== Task ==
Tally up the lines where the string "героев" appears; reply with the number only.

== Source material ==
--- begin ---
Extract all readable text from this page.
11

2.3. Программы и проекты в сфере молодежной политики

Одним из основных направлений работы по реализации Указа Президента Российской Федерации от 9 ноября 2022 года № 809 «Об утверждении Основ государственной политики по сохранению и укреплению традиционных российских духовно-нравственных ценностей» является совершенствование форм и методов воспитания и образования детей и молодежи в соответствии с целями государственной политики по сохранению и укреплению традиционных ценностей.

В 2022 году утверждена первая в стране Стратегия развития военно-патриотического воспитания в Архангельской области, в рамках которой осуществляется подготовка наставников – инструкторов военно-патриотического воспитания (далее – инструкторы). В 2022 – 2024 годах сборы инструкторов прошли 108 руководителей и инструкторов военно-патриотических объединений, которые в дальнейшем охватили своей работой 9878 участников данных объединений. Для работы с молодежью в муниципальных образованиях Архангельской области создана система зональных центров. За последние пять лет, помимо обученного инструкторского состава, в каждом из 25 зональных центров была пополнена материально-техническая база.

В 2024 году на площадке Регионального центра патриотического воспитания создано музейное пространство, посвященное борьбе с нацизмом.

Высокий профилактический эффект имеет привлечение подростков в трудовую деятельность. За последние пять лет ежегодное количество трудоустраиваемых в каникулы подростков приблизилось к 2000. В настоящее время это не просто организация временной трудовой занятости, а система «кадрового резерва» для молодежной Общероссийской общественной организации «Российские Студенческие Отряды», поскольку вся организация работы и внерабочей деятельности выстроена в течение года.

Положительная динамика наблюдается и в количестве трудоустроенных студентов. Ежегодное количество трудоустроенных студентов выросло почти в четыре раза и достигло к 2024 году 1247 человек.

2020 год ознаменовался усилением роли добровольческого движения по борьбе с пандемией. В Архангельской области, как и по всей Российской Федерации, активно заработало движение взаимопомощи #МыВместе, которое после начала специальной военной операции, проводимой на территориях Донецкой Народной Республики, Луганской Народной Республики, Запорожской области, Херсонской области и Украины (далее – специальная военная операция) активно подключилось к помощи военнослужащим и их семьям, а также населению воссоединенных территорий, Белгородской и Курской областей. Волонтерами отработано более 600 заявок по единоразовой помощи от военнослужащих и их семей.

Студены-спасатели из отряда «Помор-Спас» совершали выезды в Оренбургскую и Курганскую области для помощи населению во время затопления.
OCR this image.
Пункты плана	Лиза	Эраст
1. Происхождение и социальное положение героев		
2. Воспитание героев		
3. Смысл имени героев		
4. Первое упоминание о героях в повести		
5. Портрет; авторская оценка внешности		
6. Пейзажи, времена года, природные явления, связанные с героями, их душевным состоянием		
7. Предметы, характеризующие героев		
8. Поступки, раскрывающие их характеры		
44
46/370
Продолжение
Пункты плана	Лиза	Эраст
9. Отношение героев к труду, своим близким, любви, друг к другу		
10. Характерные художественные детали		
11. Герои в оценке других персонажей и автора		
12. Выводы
--- end ---
== Response ==
5